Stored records
▼▼▼
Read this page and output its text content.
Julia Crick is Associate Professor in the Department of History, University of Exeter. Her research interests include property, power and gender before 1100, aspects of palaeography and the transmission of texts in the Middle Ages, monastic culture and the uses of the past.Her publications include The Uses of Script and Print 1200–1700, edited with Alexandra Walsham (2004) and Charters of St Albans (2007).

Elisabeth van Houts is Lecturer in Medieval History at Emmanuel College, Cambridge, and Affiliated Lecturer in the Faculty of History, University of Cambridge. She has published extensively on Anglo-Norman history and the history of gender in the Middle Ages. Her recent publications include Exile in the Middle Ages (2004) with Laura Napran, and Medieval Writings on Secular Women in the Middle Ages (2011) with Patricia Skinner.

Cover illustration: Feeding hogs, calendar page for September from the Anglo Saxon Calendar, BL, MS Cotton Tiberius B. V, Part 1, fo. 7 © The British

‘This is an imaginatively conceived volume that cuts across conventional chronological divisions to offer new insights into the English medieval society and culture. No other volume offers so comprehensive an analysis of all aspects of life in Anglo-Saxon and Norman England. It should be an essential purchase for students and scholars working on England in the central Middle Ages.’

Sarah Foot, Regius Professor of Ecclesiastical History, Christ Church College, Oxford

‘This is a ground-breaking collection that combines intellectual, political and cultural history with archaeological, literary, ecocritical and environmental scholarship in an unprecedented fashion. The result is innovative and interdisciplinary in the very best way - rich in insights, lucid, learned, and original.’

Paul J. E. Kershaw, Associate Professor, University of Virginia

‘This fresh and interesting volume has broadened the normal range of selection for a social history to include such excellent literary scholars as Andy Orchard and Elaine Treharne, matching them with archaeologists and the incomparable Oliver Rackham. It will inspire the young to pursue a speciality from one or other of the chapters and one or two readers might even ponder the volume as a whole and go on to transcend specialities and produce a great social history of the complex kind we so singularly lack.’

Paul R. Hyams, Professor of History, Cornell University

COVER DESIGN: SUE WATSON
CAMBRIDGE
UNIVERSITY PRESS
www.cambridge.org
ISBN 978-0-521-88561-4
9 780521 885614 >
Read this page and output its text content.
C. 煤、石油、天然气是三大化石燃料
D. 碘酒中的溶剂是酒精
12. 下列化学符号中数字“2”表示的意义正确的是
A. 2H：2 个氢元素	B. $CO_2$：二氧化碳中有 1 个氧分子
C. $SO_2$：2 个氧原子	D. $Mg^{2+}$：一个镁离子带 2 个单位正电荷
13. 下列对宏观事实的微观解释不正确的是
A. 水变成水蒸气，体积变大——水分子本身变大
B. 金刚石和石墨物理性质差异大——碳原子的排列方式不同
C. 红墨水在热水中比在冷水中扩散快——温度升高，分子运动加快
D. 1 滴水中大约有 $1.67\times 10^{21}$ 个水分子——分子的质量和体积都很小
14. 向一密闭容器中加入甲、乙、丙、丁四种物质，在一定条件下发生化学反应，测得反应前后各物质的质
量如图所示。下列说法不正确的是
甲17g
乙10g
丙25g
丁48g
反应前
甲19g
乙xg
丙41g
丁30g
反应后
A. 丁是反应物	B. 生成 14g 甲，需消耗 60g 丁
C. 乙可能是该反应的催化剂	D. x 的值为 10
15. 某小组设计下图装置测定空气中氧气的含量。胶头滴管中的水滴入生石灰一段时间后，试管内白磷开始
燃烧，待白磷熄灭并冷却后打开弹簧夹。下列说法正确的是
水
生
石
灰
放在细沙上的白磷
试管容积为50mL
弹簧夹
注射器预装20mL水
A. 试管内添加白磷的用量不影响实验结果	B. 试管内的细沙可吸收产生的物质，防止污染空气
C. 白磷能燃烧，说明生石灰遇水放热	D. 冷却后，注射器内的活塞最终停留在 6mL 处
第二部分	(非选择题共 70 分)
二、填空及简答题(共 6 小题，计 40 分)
▲▲▲
__Set task__. Tally the lines in this data that hold the word "culture" and state only the count.

__Response below__. 2